■ WORK TO BE COMPLETED
Copy, from the entries below, each line where the word "grid" can be found.

■ EXCERPTED RECORDS
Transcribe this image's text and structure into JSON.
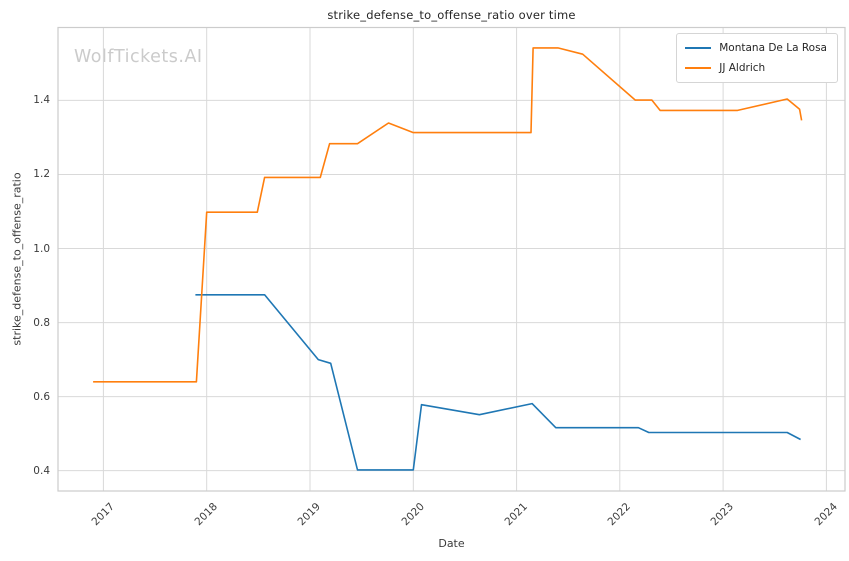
{
  "chart_data": {
    "type": "line",
    "title": "strike_defense_to_offense_ratio over time",
    "xlabel": "Date",
    "ylabel": "strike_defense_to_offense_ratio",
    "watermark": "WolfTickets.AI",
    "grid": true,
    "legend_position": "upper right",
    "x_ticks": [
      "2017",
      "2018",
      "2019",
      "2020",
      "2021",
      "2022",
      "2023",
      "2024"
    ],
    "x_tick_years": [
      2017,
      2018,
      2019,
      2020,
      2021,
      2022,
      2023,
      2024
    ],
    "y_ticks": [
      "0.4",
      "0.6",
      "0.8",
      "1.0",
      "1.2",
      "1.4"
    ],
    "y_tick_values": [
      0.4,
      0.6,
      0.8,
      1.0,
      1.2,
      1.4
    ],
    "xlim": [
      2016.56,
      2024.18
    ],
    "ylim": [
      0.345,
      1.597
    ],
    "colors": {
      "grid": "#d9d9d9",
      "spine": "#cccccc",
      "title": "#262626",
      "tick_label": "#3b3b3b",
      "watermark": "#cbcbcb",
      "background": "#ffffff"
    },
    "series": [
      {
        "name": "Montana De La Rosa",
        "color": "#1f77b4",
        "x": [
          2017.89,
          2018.56,
          2019.08,
          2019.2,
          2019.46,
          2020.0,
          2020.08,
          2020.64,
          2021.15,
          2021.38,
          2022.18,
          2022.28,
          2023.62,
          2023.75
        ],
        "y": [
          0.875,
          0.875,
          0.7,
          0.69,
          0.402,
          0.402,
          0.578,
          0.551,
          0.581,
          0.516,
          0.516,
          0.503,
          0.503,
          0.484
        ]
      },
      {
        "name": "JJ Aldrich",
        "color": "#ff7f0e",
        "x": [
          2016.9,
          2017.9,
          2018.0,
          2018.49,
          2018.56,
          2019.1,
          2019.19,
          2019.46,
          2019.76,
          2020.0,
          2021.14,
          2021.16,
          2021.4,
          2021.64,
          2022.15,
          2022.31,
          2022.39,
          2023.14,
          2023.62,
          2023.74,
          2023.76
        ],
        "y": [
          0.64,
          0.64,
          1.098,
          1.098,
          1.192,
          1.192,
          1.283,
          1.283,
          1.339,
          1.313,
          1.313,
          1.542,
          1.542,
          1.525,
          1.401,
          1.401,
          1.373,
          1.373,
          1.404,
          1.376,
          1.346
        ]
      }
    ]
  }
}
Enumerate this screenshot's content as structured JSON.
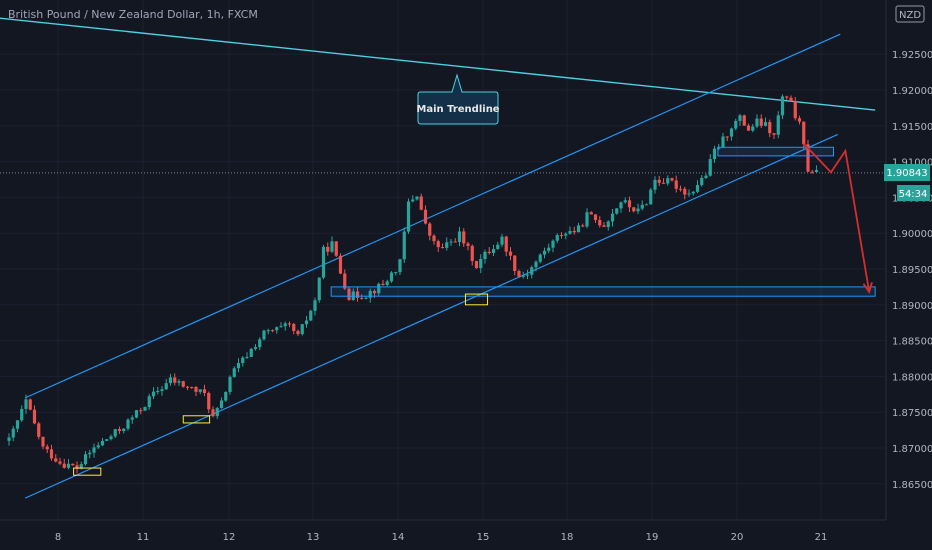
{
  "header": {
    "title": "British Pound / New Zealand Dollar, 1h, FXCM"
  },
  "currency_badge": "NZD",
  "price_label": "1.90843",
  "countdown_label": "54:34",
  "colors": {
    "background": "#131722",
    "up_candle": "#26a69a",
    "down_candle": "#ef5350",
    "channel": "#2196f3",
    "trendline": "#4dd0e1",
    "projection": "#d32f2f",
    "highlight_box": "#ffeb3b",
    "price_badge": "#26a69a"
  },
  "annotation": {
    "label": "Main Trendline"
  },
  "chart_data": {
    "type": "candlestick",
    "title": "British Pound / New Zealand Dollar, 1h, FXCM",
    "symbol": "GBPNZD",
    "timeframe": "1h",
    "source": "FXCM",
    "x_ticks": [
      "8",
      "11",
      "12",
      "13",
      "14",
      "15",
      "18",
      "19",
      "20",
      "21"
    ],
    "y_ticks": [
      "1.86500",
      "1.87000",
      "1.87500",
      "1.88000",
      "1.88500",
      "1.89000",
      "1.89500",
      "1.90000",
      "1.90500",
      "1.91000",
      "1.91500",
      "1.92000",
      "1.92500"
    ],
    "ylim": [
      1.8605,
      1.9305
    ],
    "last_price": 1.90843,
    "grid": true,
    "candle_path": [
      [
        0,
        1.871
      ],
      [
        2,
        1.8765
      ],
      [
        4,
        1.87
      ],
      [
        6,
        1.868
      ],
      [
        8,
        1.8672
      ],
      [
        10,
        1.87
      ],
      [
        13,
        1.8725
      ],
      [
        15,
        1.8748
      ],
      [
        17,
        1.8775
      ],
      [
        19,
        1.8795
      ],
      [
        21,
        1.8785
      ],
      [
        23,
        1.8775
      ],
      [
        24,
        1.8742
      ],
      [
        25,
        1.8762
      ],
      [
        26,
        1.88
      ],
      [
        28,
        1.883
      ],
      [
        30,
        1.886
      ],
      [
        33,
        1.887
      ],
      [
        34,
        1.8855
      ],
      [
        36,
        1.8905
      ],
      [
        37,
        1.8975
      ],
      [
        38,
        1.8985
      ],
      [
        39,
        1.8945
      ],
      [
        40,
        1.8912
      ],
      [
        42,
        1.8915
      ],
      [
        44,
        1.8928
      ],
      [
        46,
        1.8958
      ],
      [
        47,
        1.9042
      ],
      [
        48,
        1.9055
      ],
      [
        49,
        1.901
      ],
      [
        50,
        1.8985
      ],
      [
        51,
        1.8978
      ],
      [
        53,
        1.8998
      ],
      [
        55,
        1.8955
      ],
      [
        56,
        1.897
      ],
      [
        58,
        1.8992
      ],
      [
        60,
        1.894
      ],
      [
        61,
        1.8945
      ],
      [
        63,
        1.8975
      ],
      [
        65,
        1.9
      ],
      [
        67,
        1.9005
      ],
      [
        68,
        1.9025
      ],
      [
        70,
        1.9012
      ],
      [
        72,
        1.9045
      ],
      [
        74,
        1.903
      ],
      [
        75,
        1.9045
      ],
      [
        76,
        1.9075
      ],
      [
        78,
        1.907
      ],
      [
        80,
        1.9055
      ],
      [
        82,
        1.9082
      ],
      [
        83,
        1.9115
      ],
      [
        84,
        1.913
      ],
      [
        85,
        1.915
      ],
      [
        86,
        1.916
      ],
      [
        87,
        1.9145
      ],
      [
        88,
        1.9155
      ],
      [
        89,
        1.915
      ],
      [
        90,
        1.9135
      ],
      [
        91,
        1.919
      ],
      [
        92,
        1.918
      ],
      [
        93,
        1.915
      ],
      [
        94,
        1.909
      ],
      [
        95,
        1.9085
      ]
    ],
    "trendline": {
      "label": "Main Trendline",
      "points": [
        [
          -2.4,
          1.9302
        ],
        [
          101.9,
          1.9172
        ]
      ]
    },
    "channel_upper": [
      [
        1.9,
        1.877
      ],
      [
        97.8,
        1.9278
      ]
    ],
    "channel_lower": [
      [
        1.9,
        1.863
      ],
      [
        97.5,
        1.9138
      ]
    ],
    "zones": [
      {
        "name": "support",
        "x": [
          37.9,
          101.9
        ],
        "y": [
          1.8912,
          1.8925
        ]
      },
      {
        "name": "channel-break",
        "x": [
          83.4,
          97.0
        ],
        "y": [
          1.9108,
          1.912
        ]
      }
    ],
    "touch_boxes": [
      {
        "name": "touch-1",
        "x": [
          7.6,
          10.8
        ],
        "y": [
          1.8662,
          1.8672
        ]
      },
      {
        "name": "touch-2",
        "x": [
          20.5,
          23.6
        ],
        "y": [
          1.8735,
          1.8745
        ]
      },
      {
        "name": "touch-3",
        "x": [
          53.7,
          56.3
        ],
        "y": [
          1.89,
          1.8915
        ]
      }
    ],
    "projection": [
      [
        93.5,
        1.9125
      ],
      [
        96.7,
        1.9085
      ],
      [
        98.4,
        1.9115
      ],
      [
        101.2,
        1.8918
      ]
    ]
  }
}
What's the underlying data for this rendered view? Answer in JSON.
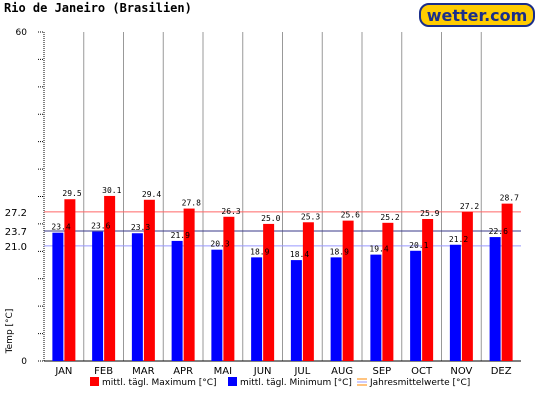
{
  "page": {
    "title": "Rio de Janeiro (Brasilien)",
    "logo": "wetter.com"
  },
  "colors": {
    "max": "#ff0000",
    "min": "#0000ff",
    "mean_line": "#ff8800"
  },
  "chart_data": {
    "type": "bar",
    "title": "Rio de Janeiro (Brasilien)",
    "xlabel": "",
    "ylabel": "Temp [°C]",
    "ylim": [
      0,
      60
    ],
    "y_ticks_labeled": [
      0,
      60
    ],
    "grid": "vertical",
    "legend_position": "bottom",
    "categories": [
      "JAN",
      "FEB",
      "MAR",
      "APR",
      "MAI",
      "JUN",
      "JUL",
      "AUG",
      "SEP",
      "OCT",
      "NOV",
      "DEZ"
    ],
    "series": [
      {
        "name": "mittl. tägl. Maximum [°C]",
        "values": [
          29.5,
          30.1,
          29.4,
          27.8,
          26.3,
          25.0,
          25.3,
          25.6,
          25.2,
          25.9,
          27.2,
          28.7
        ]
      },
      {
        "name": "mittl. tägl. Minimum [°C]",
        "values": [
          23.4,
          23.6,
          23.3,
          21.9,
          20.3,
          18.9,
          18.4,
          18.9,
          19.4,
          20.1,
          21.2,
          22.6
        ]
      }
    ],
    "value_labels": {
      "max": [
        "29.5",
        "30.1",
        "29.4",
        "27.8",
        "26.3",
        "25.0",
        "25.3",
        "25.6",
        "25.2",
        "25.9",
        "27.2",
        "28.7"
      ],
      "min": [
        "23.4",
        "23.6",
        "23.3",
        "21.9",
        "20.3",
        "18.9",
        "18.4",
        "18.9",
        "19.4",
        "20.1",
        "21.2",
        "22.6"
      ]
    },
    "annual_means": {
      "name": "Jahresmittelwerte [°C]",
      "lines": [
        {
          "key": "max",
          "value": 27.2,
          "label": "27.2"
        },
        {
          "key": "avg",
          "value": 23.7,
          "label": "23.7"
        },
        {
          "key": "min",
          "value": 21.0,
          "label": "21.0"
        }
      ]
    }
  }
}
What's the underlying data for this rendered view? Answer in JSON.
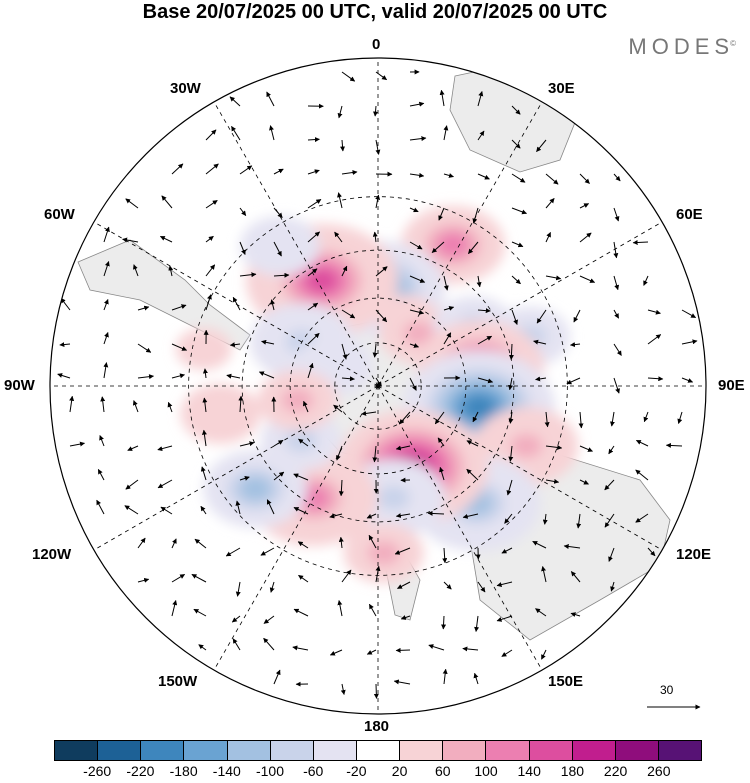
{
  "title": "Base 20/07/2025 00 UTC, valid 20/07/2025 00 UTC",
  "brand": "MODES",
  "brand_mark": "©",
  "map": {
    "projection": "south polar stereographic",
    "longitude_labels": {
      "lon_0": "0",
      "lon_30e": "30E",
      "lon_60e": "60E",
      "lon_90e": "90E",
      "lon_120e": "120E",
      "lon_150e": "150E",
      "lon_180": "180",
      "lon_150w": "150W",
      "lon_120w": "120W",
      "lon_90w": "90W",
      "lon_60w": "60W",
      "lon_30w": "30W"
    },
    "reference_vector": "30",
    "colors": {
      "land": "#ececec",
      "coast": "#888888",
      "grid": "#000000"
    }
  },
  "colorbar": {
    "ticks": [
      "-260",
      "-220",
      "-180",
      "-140",
      "-100",
      "-60",
      "-20",
      "20",
      "60",
      "100",
      "140",
      "180",
      "220",
      "260"
    ],
    "colors": [
      "#0f3c5e",
      "#1d6196",
      "#3e86bd",
      "#6aa3d2",
      "#a3c1e1",
      "#c9d3ea",
      "#e4e3f2",
      "#ffffff",
      "#f7d3d6",
      "#f2aebf",
      "#ec7fb1",
      "#dd4e9f",
      "#c11e8e",
      "#8f0d7c",
      "#571275"
    ]
  },
  "anomaly_cells": [
    {
      "lon": 28,
      "lat": -38,
      "value": 120
    },
    {
      "lon": 2,
      "lat": -57,
      "value": -150
    },
    {
      "lon": -28,
      "lat": -50,
      "value": 170
    },
    {
      "lon": -35,
      "lat": -35,
      "value": -60
    },
    {
      "lon": -60,
      "lat": -60,
      "value": -100
    },
    {
      "lon": -66,
      "lat": -73,
      "value": -60
    },
    {
      "lon": 22,
      "lat": -64,
      "value": 40
    },
    {
      "lon": 38,
      "lat": -67,
      "value": 80
    },
    {
      "lon": 58,
      "lat": -52,
      "value": -80
    },
    {
      "lon": 72,
      "lat": -38,
      "value": -70
    },
    {
      "lon": 80,
      "lat": -55,
      "value": 150
    },
    {
      "lon": 102,
      "lat": -55,
      "value": -200
    },
    {
      "lon": 112,
      "lat": -38,
      "value": 90
    },
    {
      "lon": 140,
      "lat": -40,
      "value": -130
    },
    {
      "lon": 157,
      "lat": -60,
      "value": 200
    },
    {
      "lon": 172,
      "lat": -52,
      "value": -100
    },
    {
      "lon": 178,
      "lat": -36,
      "value": 80
    },
    {
      "lon": -150,
      "lat": -47,
      "value": 130
    },
    {
      "lon": -130,
      "lat": -38,
      "value": -110
    },
    {
      "lon": -125,
      "lat": -58,
      "value": -70
    },
    {
      "lon": -100,
      "lat": -62,
      "value": 70
    },
    {
      "lon": -100,
      "lat": -38,
      "value": 50
    },
    {
      "lon": -78,
      "lat": -33,
      "value": 40
    }
  ]
}
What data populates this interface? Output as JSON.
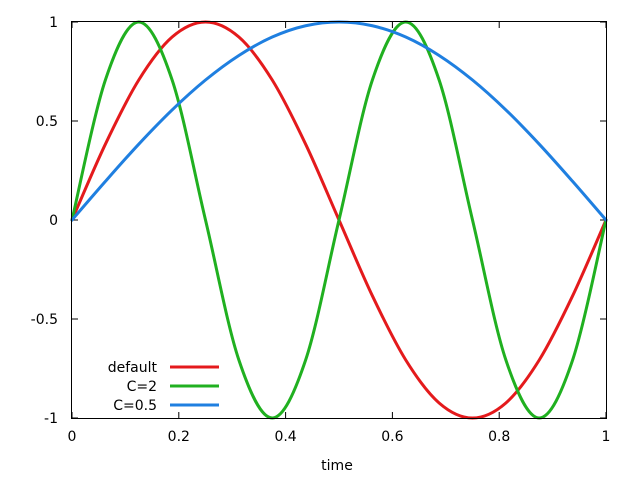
{
  "chart_data": {
    "type": "line",
    "title": "",
    "xlabel": "time",
    "ylabel": "",
    "xlim": [
      0,
      1
    ],
    "ylim": [
      -1,
      1
    ],
    "grid": false,
    "legend_position": "bottom-left",
    "x_ticks": [
      {
        "value": 0,
        "label": "0"
      },
      {
        "value": 0.2,
        "label": "0.2"
      },
      {
        "value": 0.4,
        "label": "0.4"
      },
      {
        "value": 0.6,
        "label": "0.6"
      },
      {
        "value": 0.8,
        "label": "0.8"
      },
      {
        "value": 1,
        "label": "1"
      }
    ],
    "y_ticks": [
      {
        "value": -1,
        "label": "-1"
      },
      {
        "value": -0.5,
        "label": "-0.5"
      },
      {
        "value": 0,
        "label": "0"
      },
      {
        "value": 0.5,
        "label": "0.5"
      },
      {
        "value": 1,
        "label": "1"
      }
    ],
    "x": [
      0,
      0.0625,
      0.125,
      0.1875,
      0.25,
      0.3125,
      0.375,
      0.4375,
      0.5,
      0.5625,
      0.625,
      0.6875,
      0.75,
      0.8125,
      0.875,
      0.9375,
      1
    ],
    "series": [
      {
        "name": "default",
        "color": "#e41a1c",
        "values": [
          0,
          0.383,
          0.707,
          0.924,
          1,
          0.924,
          0.707,
          0.383,
          0,
          -0.383,
          -0.707,
          -0.924,
          -1,
          -0.924,
          -0.707,
          -0.383,
          0
        ]
      },
      {
        "name": "C=2",
        "color": "#20b020",
        "values": [
          0,
          0.707,
          1,
          0.707,
          0,
          -0.707,
          -1,
          -0.707,
          0,
          0.707,
          1,
          0.707,
          0,
          -0.707,
          -1,
          -0.707,
          0
        ]
      },
      {
        "name": "C=0.5",
        "color": "#1f7fe0",
        "values": [
          0,
          0.195,
          0.383,
          0.556,
          0.707,
          0.831,
          0.924,
          0.981,
          1,
          0.981,
          0.924,
          0.831,
          0.707,
          0.556,
          0.383,
          0.195,
          0
        ]
      }
    ]
  }
}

■ ANSWER FOR THE TASK
    "grid": true,
      "grid": "#d9d9d9",
    "grid": true,
    "grid": "vertical",
      "grid": "#000000"
    "grid": false,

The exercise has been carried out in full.